* **Given exercise**
Locate each line containing the string "seleccione" and copy it out.

* **Record extracts**
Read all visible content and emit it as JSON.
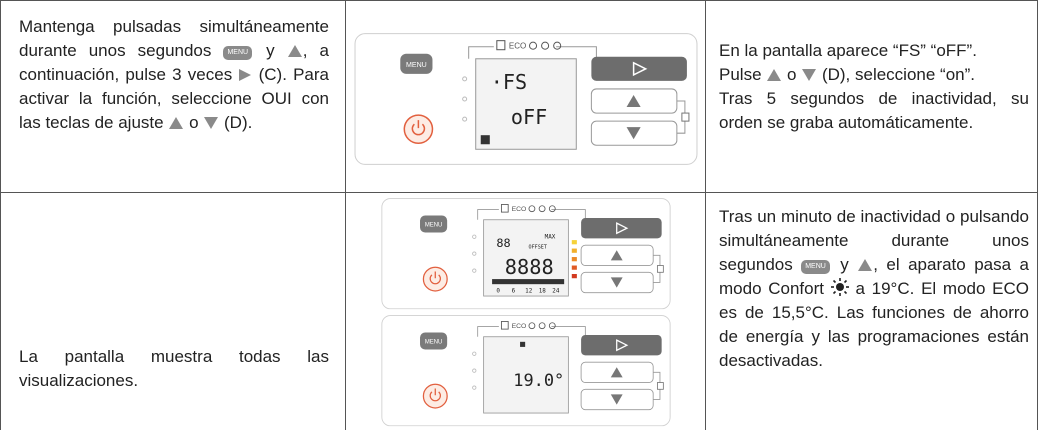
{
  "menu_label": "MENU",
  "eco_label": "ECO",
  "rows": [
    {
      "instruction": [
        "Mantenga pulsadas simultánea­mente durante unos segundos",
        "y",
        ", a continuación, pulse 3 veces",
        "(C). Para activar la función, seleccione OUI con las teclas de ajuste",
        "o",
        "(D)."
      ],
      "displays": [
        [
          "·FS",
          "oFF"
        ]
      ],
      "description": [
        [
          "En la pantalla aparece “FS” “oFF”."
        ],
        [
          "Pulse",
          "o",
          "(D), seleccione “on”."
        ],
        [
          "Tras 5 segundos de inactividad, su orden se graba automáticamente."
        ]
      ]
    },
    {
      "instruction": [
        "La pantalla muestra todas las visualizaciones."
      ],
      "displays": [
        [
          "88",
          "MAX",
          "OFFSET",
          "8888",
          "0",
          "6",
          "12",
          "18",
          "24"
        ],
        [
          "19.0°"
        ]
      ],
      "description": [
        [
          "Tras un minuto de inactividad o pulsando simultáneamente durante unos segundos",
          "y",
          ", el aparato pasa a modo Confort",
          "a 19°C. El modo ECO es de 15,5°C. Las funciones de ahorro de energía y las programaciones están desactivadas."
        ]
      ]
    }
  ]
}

* **Answer for the task**
        "(C). Para activar la función, seleccione OUI con las teclas de ajuste",
          "(D), seleccione “on”."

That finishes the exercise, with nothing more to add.